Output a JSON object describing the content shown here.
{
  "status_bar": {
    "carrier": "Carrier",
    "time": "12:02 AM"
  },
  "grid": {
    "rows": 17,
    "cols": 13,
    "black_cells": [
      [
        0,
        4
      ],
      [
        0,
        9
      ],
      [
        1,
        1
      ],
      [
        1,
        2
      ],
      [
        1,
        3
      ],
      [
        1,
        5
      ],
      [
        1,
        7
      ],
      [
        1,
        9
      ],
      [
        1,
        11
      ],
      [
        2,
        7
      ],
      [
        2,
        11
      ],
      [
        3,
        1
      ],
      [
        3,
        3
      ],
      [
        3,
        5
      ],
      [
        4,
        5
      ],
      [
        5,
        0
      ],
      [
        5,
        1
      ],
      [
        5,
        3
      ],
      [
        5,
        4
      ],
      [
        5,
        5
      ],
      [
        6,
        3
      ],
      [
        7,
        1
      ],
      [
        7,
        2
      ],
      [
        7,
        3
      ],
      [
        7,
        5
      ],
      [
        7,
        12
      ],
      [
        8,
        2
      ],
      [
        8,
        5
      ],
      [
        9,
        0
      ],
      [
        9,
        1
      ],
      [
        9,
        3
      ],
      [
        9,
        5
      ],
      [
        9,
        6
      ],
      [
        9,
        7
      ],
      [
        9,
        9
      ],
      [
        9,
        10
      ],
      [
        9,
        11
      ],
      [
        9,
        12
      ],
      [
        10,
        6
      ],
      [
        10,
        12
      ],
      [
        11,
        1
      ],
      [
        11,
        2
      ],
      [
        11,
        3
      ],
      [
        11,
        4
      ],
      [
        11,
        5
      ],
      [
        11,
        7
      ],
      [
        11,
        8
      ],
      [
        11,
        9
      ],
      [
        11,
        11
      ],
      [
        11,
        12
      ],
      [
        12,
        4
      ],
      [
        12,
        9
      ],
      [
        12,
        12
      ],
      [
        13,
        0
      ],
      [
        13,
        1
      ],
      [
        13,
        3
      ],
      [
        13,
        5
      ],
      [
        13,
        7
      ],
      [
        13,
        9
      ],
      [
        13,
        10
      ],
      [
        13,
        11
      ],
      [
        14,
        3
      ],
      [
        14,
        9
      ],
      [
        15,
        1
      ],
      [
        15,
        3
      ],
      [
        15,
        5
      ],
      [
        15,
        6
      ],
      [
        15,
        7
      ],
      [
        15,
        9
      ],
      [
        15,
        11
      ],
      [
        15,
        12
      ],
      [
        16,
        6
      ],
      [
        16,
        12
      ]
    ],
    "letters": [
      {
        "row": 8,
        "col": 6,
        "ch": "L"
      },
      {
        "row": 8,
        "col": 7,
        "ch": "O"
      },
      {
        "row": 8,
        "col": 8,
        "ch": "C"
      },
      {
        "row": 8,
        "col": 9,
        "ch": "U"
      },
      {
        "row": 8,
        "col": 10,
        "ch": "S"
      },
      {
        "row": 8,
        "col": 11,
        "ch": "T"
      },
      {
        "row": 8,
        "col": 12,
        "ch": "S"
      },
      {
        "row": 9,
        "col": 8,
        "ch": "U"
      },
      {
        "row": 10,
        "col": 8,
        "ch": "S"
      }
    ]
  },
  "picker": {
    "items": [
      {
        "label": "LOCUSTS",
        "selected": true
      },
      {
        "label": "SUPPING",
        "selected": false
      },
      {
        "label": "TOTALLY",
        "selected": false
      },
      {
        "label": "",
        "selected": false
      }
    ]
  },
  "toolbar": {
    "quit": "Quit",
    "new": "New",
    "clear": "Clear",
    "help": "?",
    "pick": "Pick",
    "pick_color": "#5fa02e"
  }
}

* Exercise aim: Exact output of every entry is required.

* Written response:
Output a JSON object describing the content shown here.
{
  "status_bar": {
    "carrier": "Carrier",
    "time": "12:02 AM"
  },
  "grid": {
    "rows": 17,
    "cols": 13,
    "black_cells": [
      [
        0,
        4
      ],
      [
        0,
        9
      ],
      [
        1,
        1
      ],
      [
        1,
        2
      ],
      [
        1,
        3
      ],
      [
        1,
        5
      ],
      [
        1,
        7
      ],
      [
        1,
        9
      ],
      [
        1,
        11
      ],
      [
        2,
        7
      ],
      [
        2,
        11
      ],
      [
        3,
        1
      ],
      [
        3,
        3
      ],
      [
        3,
        5
      ],
      [
        4,
        5
      ],
      [
        5,
        0
      ],
      [
        5,
        1
      ],
      [
        5,
        3
      ],
      [
        5,
        4
      ],
      [
        5,
        5
      ],
      [
        6,
        3
      ],
      [
        7,
        1
      ],
      [
        7,
        2
      ],
      [
        7,
        3
      ],
      [
        7,
        5
      ],
      [
        7,
        12
      ],
      [
        8,
        2
      ],
      [
        8,
        5
      ],
      [
        9,
        0
      ],
      [
        9,
        1
      ],
      [
        9,
        3
      ],
      [
        9,
        5
      ],
      [
        9,
        6
      ],
      [
        9,
        7
      ],
      [
        9,
        9
      ],
      [
        9,
        10
      ],
      [
        9,
        11
      ],
      [
        9,
        12
      ],
      [
        10,
        6
      ],
      [
        10,
        12
      ],
      [
        11,
        1
      ],
      [
        11,
        2
      ],
      [
        11,
        3
      ],
      [
        11,
        4
      ],
      [
        11,
        5
      ],
      [
        11,
        7
      ],
      [
        11,
        8
      ],
      [
        11,
        9
      ],
      [
        11,
        11
      ],
      [
        11,
        12
      ],
      [
        12,
        4
      ],
      [
        12,
        9
      ],
      [
        12,
        12
      ],
      [
        13,
        0
      ],
      [
        13,
        1
      ],
      [
        13,
        3
      ],
      [
        13,
        5
      ],
      [
        13,
        7
      ],
      [
        13,
        9
      ],
      [
        13,
        10
      ],
      [
        13,
        11
      ],
      [
        14,
        3
      ],
      [
        14,
        9
      ],
      [
        15,
        1
      ],
      [
        15,
        3
      ],
      [
        15,
        5
      ],
      [
        15,
        6
      ],
      [
        15,
        7
      ],
      [
        15,
        9
      ],
      [
        15,
        11
      ],
      [
        15,
        12
      ],
      [
        16,
        6
      ],
      [
        16,
        12
      ]
    ],
    "letters": [
      {
        "row": 8,
        "col": 6,
        "ch": "L"
      },
      {
        "row": 8,
        "col": 7,
        "ch": "O"
      },
      {
        "row": 8,
        "col": 8,
        "ch": "C"
      },
      {
        "row": 8,
        "col": 9,
        "ch": "U"
      },
      {
        "row": 8,
        "col": 10,
        "ch": "S"
      },
      {
        "row": 8,
        "col": 11,
        "ch": "T"
      },
      {
        "row": 8,
        "col": 12,
        "ch": "S"
      },
      {
        "row": 9,
        "col": 8,
        "ch": "U"
      },
      {
        "row": 10,
        "col": 8,
        "ch": "S"
      }
    ]
  },
  "picker": {
    "items": [
      {
        "label": "LOCUSTS",
        "selected": true
      },
      {
        "label": "SUPPING",
        "selected": false
      },
      {
        "label": "TOTALLY",
        "selected": false
      },
      {
        "label": "",
        "selected": false
      }
    ]
  },
  "toolbar": {
    "quit": "Quit",
    "new": "New",
    "clear": "Clear",
    "help": "?",
    "pick": "Pick",
    "pick_color": "#5fa02e"
  }
}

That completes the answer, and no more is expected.